Objective:
The complete listing should be restated exactly.

Data records:
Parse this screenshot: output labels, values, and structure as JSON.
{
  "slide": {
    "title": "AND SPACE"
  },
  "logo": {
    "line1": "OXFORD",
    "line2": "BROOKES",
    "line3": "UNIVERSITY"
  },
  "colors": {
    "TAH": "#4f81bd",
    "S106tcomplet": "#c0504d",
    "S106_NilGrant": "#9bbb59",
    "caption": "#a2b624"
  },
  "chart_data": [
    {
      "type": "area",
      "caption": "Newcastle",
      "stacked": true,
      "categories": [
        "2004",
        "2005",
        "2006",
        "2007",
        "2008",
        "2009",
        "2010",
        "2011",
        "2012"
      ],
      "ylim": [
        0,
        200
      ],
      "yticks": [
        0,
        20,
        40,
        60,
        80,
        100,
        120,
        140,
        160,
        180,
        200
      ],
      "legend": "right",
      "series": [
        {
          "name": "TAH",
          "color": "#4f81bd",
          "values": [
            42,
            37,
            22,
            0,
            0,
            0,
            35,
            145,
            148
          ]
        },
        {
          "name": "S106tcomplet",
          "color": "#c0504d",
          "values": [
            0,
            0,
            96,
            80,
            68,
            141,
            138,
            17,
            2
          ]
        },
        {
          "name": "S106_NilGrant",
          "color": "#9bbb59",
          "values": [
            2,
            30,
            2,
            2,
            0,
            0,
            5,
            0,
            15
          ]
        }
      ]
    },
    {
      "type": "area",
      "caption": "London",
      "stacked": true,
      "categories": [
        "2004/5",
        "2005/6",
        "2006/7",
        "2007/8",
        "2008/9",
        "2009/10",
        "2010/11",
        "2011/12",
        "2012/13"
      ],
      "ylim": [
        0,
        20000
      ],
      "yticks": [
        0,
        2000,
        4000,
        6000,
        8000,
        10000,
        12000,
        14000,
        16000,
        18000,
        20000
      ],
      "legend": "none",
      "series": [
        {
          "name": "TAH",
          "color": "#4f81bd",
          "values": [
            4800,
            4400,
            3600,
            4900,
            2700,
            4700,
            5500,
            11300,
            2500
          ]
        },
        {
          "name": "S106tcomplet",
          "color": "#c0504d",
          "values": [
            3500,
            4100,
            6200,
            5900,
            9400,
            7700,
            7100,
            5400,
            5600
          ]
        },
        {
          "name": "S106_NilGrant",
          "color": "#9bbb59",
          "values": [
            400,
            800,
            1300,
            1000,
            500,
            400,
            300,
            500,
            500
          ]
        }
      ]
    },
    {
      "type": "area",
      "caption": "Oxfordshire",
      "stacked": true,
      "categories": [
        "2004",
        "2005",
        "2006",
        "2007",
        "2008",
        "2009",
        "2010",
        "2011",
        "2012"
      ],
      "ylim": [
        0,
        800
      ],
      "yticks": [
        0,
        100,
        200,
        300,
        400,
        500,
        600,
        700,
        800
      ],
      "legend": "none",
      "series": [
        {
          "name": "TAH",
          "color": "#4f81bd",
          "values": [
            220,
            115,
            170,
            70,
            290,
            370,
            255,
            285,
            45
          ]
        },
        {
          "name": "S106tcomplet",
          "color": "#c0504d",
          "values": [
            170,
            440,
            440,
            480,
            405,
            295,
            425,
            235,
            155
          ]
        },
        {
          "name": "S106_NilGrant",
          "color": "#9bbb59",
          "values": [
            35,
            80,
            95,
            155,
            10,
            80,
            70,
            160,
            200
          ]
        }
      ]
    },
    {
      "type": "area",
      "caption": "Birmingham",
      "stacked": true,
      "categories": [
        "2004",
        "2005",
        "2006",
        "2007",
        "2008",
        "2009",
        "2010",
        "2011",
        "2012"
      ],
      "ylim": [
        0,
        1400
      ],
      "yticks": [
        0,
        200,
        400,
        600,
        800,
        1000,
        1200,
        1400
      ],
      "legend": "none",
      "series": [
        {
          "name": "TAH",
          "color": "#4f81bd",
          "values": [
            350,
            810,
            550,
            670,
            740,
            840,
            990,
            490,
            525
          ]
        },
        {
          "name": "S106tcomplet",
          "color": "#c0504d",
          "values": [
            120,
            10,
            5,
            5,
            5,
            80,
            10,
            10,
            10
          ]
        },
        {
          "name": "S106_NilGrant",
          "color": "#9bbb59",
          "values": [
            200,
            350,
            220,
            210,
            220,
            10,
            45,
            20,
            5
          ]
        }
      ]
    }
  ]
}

Task response:
Parse this screenshot: output labels, values, and structure as JSON.
{
  "slide": {
    "title": "AND SPACE"
  },
  "logo": {
    "line1": "OXFORD",
    "line2": "BROOKES",
    "line3": "UNIVERSITY"
  },
  "colors": {
    "TAH": "#4f81bd",
    "S106tcomplet": "#c0504d",
    "S106_NilGrant": "#9bbb59",
    "caption": "#a2b624"
  },
  "chart_data": [
    {
      "type": "area",
      "caption": "Newcastle",
      "stacked": true,
      "categories": [
        "2004",
        "2005",
        "2006",
        "2007",
        "2008",
        "2009",
        "2010",
        "2011",
        "2012"
      ],
      "ylim": [
        0,
        200
      ],
      "yticks": [
        0,
        20,
        40,
        60,
        80,
        100,
        120,
        140,
        160,
        180,
        200
      ],
      "legend": "right",
      "series": [
        {
          "name": "TAH",
          "color": "#4f81bd",
          "values": [
            42,
            37,
            22,
            0,
            0,
            0,
            35,
            145,
            148
          ]
        },
        {
          "name": "S106tcomplet",
          "color": "#c0504d",
          "values": [
            0,
            0,
            96,
            80,
            68,
            141,
            138,
            17,
            2
          ]
        },
        {
          "name": "S106_NilGrant",
          "color": "#9bbb59",
          "values": [
            2,
            30,
            2,
            2,
            0,
            0,
            5,
            0,
            15
          ]
        }
      ]
    },
    {
      "type": "area",
      "caption": "London",
      "stacked": true,
      "categories": [
        "2004/5",
        "2005/6",
        "2006/7",
        "2007/8",
        "2008/9",
        "2009/10",
        "2010/11",
        "2011/12",
        "2012/13"
      ],
      "ylim": [
        0,
        20000
      ],
      "yticks": [
        0,
        2000,
        4000,
        6000,
        8000,
        10000,
        12000,
        14000,
        16000,
        18000,
        20000
      ],
      "legend": "none",
      "series": [
        {
          "name": "TAH",
          "color": "#4f81bd",
          "values": [
            4800,
            4400,
            3600,
            4900,
            2700,
            4700,
            5500,
            11300,
            2500
          ]
        },
        {
          "name": "S106tcomplet",
          "color": "#c0504d",
          "values": [
            3500,
            4100,
            6200,
            5900,
            9400,
            7700,
            7100,
            5400,
            5600
          ]
        },
        {
          "name": "S106_NilGrant",
          "color": "#9bbb59",
          "values": [
            400,
            800,
            1300,
            1000,
            500,
            400,
            300,
            500,
            500
          ]
        }
      ]
    },
    {
      "type": "area",
      "caption": "Oxfordshire",
      "stacked": true,
      "categories": [
        "2004",
        "2005",
        "2006",
        "2007",
        "2008",
        "2009",
        "2010",
        "2011",
        "2012"
      ],
      "ylim": [
        0,
        800
      ],
      "yticks": [
        0,
        100,
        200,
        300,
        400,
        500,
        600,
        700,
        800
      ],
      "legend": "none",
      "series": [
        {
          "name": "TAH",
          "color": "#4f81bd",
          "values": [
            220,
            115,
            170,
            70,
            290,
            370,
            255,
            285,
            45
          ]
        },
        {
          "name": "S106tcomplet",
          "color": "#c0504d",
          "values": [
            170,
            440,
            440,
            480,
            405,
            295,
            425,
            235,
            155
          ]
        },
        {
          "name": "S106_NilGrant",
          "color": "#9bbb59",
          "values": [
            35,
            80,
            95,
            155,
            10,
            80,
            70,
            160,
            200
          ]
        }
      ]
    },
    {
      "type": "area",
      "caption": "Birmingham",
      "stacked": true,
      "categories": [
        "2004",
        "2005",
        "2006",
        "2007",
        "2008",
        "2009",
        "2010",
        "2011",
        "2012"
      ],
      "ylim": [
        0,
        1400
      ],
      "yticks": [
        0,
        200,
        400,
        600,
        800,
        1000,
        1200,
        1400
      ],
      "legend": "none",
      "series": [
        {
          "name": "TAH",
          "color": "#4f81bd",
          "values": [
            350,
            810,
            550,
            670,
            740,
            840,
            990,
            490,
            525
          ]
        },
        {
          "name": "S106tcomplet",
          "color": "#c0504d",
          "values": [
            120,
            10,
            5,
            5,
            5,
            80,
            10,
            10,
            10
          ]
        },
        {
          "name": "S106_NilGrant",
          "color": "#9bbb59",
          "values": [
            200,
            350,
            220,
            210,
            220,
            10,
            45,
            20,
            5
          ]
        }
      ]
    }
  ]
}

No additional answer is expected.